• [What you should do] Set down the material below in full, matching it exactly.

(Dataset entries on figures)
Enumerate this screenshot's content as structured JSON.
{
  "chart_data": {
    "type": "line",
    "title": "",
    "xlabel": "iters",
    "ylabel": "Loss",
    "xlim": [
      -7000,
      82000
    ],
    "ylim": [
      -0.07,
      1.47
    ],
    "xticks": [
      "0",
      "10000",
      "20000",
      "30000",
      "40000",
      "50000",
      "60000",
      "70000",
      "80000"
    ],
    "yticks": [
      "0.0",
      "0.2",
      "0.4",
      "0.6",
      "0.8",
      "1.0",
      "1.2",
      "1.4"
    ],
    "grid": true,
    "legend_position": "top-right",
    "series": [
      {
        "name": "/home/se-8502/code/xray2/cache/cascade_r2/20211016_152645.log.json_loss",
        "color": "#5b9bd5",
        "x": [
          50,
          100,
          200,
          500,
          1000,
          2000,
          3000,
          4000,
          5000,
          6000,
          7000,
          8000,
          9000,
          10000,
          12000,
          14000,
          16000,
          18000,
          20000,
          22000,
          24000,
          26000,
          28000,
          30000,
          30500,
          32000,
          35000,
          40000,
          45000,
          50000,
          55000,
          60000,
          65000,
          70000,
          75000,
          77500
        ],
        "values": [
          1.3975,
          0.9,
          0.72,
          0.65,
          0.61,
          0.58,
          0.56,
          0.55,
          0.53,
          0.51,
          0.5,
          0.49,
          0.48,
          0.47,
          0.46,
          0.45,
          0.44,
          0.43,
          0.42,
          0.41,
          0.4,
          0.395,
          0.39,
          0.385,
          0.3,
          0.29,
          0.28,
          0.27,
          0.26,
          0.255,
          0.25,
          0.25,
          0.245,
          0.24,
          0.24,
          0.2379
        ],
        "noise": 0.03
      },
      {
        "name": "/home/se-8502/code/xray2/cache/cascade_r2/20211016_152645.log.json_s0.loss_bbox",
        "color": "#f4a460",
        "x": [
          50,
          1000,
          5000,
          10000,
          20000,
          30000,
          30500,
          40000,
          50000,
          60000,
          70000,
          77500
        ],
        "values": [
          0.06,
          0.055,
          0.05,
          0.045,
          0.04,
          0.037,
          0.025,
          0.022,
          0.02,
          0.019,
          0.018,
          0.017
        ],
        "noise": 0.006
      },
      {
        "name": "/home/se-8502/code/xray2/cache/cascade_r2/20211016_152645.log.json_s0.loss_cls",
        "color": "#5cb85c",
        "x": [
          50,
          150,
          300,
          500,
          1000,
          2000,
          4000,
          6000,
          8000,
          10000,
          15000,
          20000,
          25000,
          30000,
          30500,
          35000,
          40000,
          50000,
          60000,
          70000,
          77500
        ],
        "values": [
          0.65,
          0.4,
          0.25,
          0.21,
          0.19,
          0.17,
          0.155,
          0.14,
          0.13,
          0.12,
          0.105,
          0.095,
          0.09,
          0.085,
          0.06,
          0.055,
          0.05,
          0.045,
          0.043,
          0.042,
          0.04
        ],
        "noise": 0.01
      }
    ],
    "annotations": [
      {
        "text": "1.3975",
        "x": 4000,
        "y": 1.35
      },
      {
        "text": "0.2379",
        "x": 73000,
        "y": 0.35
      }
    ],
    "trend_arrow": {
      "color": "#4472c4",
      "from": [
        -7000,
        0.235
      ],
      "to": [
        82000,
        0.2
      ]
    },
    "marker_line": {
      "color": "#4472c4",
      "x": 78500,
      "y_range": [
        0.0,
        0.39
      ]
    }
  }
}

• [The output]
Enumerate this screenshot's content as structured JSON.
{
  "chart_data": {
    "type": "line",
    "title": "",
    "xlabel": "iters",
    "ylabel": "Loss",
    "xlim": [
      -7000,
      82000
    ],
    "ylim": [
      -0.07,
      1.47
    ],
    "xticks": [
      "0",
      "10000",
      "20000",
      "30000",
      "40000",
      "50000",
      "60000",
      "70000",
      "80000"
    ],
    "yticks": [
      "0.0",
      "0.2",
      "0.4",
      "0.6",
      "0.8",
      "1.0",
      "1.2",
      "1.4"
    ],
    "grid": true,
    "legend_position": "top-right",
    "series": [
      {
        "name": "/home/se-8502/code/xray2/cache/cascade_r2/20211016_152645.log.json_loss",
        "color": "#5b9bd5",
        "x": [
          50,
          100,
          200,
          500,
          1000,
          2000,
          3000,
          4000,
          5000,
          6000,
          7000,
          8000,
          9000,
          10000,
          12000,
          14000,
          16000,
          18000,
          20000,
          22000,
          24000,
          26000,
          28000,
          30000,
          30500,
          32000,
          35000,
          40000,
          45000,
          50000,
          55000,
          60000,
          65000,
          70000,
          75000,
          77500
        ],
        "values": [
          1.3975,
          0.9,
          0.72,
          0.65,
          0.61,
          0.58,
          0.56,
          0.55,
          0.53,
          0.51,
          0.5,
          0.49,
          0.48,
          0.47,
          0.46,
          0.45,
          0.44,
          0.43,
          0.42,
          0.41,
          0.4,
          0.395,
          0.39,
          0.385,
          0.3,
          0.29,
          0.28,
          0.27,
          0.26,
          0.255,
          0.25,
          0.25,
          0.245,
          0.24,
          0.24,
          0.2379
        ],
        "noise": 0.03
      },
      {
        "name": "/home/se-8502/code/xray2/cache/cascade_r2/20211016_152645.log.json_s0.loss_bbox",
        "color": "#f4a460",
        "x": [
          50,
          1000,
          5000,
          10000,
          20000,
          30000,
          30500,
          40000,
          50000,
          60000,
          70000,
          77500
        ],
        "values": [
          0.06,
          0.055,
          0.05,
          0.045,
          0.04,
          0.037,
          0.025,
          0.022,
          0.02,
          0.019,
          0.018,
          0.017
        ],
        "noise": 0.006
      },
      {
        "name": "/home/se-8502/code/xray2/cache/cascade_r2/20211016_152645.log.json_s0.loss_cls",
        "color": "#5cb85c",
        "x": [
          50,
          150,
          300,
          500,
          1000,
          2000,
          4000,
          6000,
          8000,
          10000,
          15000,
          20000,
          25000,
          30000,
          30500,
          35000,
          40000,
          50000,
          60000,
          70000,
          77500
        ],
        "values": [
          0.65,
          0.4,
          0.25,
          0.21,
          0.19,
          0.17,
          0.155,
          0.14,
          0.13,
          0.12,
          0.105,
          0.095,
          0.09,
          0.085,
          0.06,
          0.055,
          0.05,
          0.045,
          0.043,
          0.042,
          0.04
        ],
        "noise": 0.01
      }
    ],
    "annotations": [
      {
        "text": "1.3975",
        "x": 4000,
        "y": 1.35
      },
      {
        "text": "0.2379",
        "x": 73000,
        "y": 0.35
      }
    ],
    "trend_arrow": {
      "color": "#4472c4",
      "from": [
        -7000,
        0.235
      ],
      "to": [
        82000,
        0.2
      ]
    },
    "marker_line": {
      "color": "#4472c4",
      "x": 78500,
      "y_range": [
        0.0,
        0.39
      ]
    }
  }
}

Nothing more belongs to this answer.